======== Data to process
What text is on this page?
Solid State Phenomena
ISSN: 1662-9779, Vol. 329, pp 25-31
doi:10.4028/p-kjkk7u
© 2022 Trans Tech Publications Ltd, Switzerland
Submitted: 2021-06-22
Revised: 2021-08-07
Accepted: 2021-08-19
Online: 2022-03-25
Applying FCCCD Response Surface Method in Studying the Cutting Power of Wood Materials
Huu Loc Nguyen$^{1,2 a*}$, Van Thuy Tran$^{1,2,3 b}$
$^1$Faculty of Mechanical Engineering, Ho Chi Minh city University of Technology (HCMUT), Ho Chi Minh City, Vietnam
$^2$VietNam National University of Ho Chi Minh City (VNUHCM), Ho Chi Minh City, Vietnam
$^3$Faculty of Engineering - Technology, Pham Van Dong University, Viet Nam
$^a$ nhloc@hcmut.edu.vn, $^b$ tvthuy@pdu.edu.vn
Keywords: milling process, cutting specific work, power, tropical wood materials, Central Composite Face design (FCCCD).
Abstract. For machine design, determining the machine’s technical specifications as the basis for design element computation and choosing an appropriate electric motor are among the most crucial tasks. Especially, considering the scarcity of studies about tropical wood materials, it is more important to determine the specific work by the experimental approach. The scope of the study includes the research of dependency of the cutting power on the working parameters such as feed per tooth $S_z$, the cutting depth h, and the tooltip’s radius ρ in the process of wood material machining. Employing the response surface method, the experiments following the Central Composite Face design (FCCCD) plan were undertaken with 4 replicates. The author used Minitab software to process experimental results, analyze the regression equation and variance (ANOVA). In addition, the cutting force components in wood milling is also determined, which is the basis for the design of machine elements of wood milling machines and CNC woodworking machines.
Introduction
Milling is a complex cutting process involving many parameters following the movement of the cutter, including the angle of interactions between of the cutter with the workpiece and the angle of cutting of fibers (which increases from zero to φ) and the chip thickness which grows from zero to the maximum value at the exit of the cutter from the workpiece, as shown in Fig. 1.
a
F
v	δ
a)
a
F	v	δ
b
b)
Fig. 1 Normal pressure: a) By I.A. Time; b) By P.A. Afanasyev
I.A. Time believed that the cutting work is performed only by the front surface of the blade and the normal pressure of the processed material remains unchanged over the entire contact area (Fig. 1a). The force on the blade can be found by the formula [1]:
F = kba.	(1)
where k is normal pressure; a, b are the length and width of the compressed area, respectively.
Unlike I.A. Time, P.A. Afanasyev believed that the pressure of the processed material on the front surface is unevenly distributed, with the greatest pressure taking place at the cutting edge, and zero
================
**Exercise details:** In the entries above, identify each line that includes the string "Faculty", then copy it.

**Completed task:**
$^1$Faculty of Mechanical Engineering, Ho Chi Minh city University of Technology (HCMUT), Ho Chi Minh City, Vietnam
$^3$Faculty of Engineering - Technology, Pham Van Dong University, Viet Nam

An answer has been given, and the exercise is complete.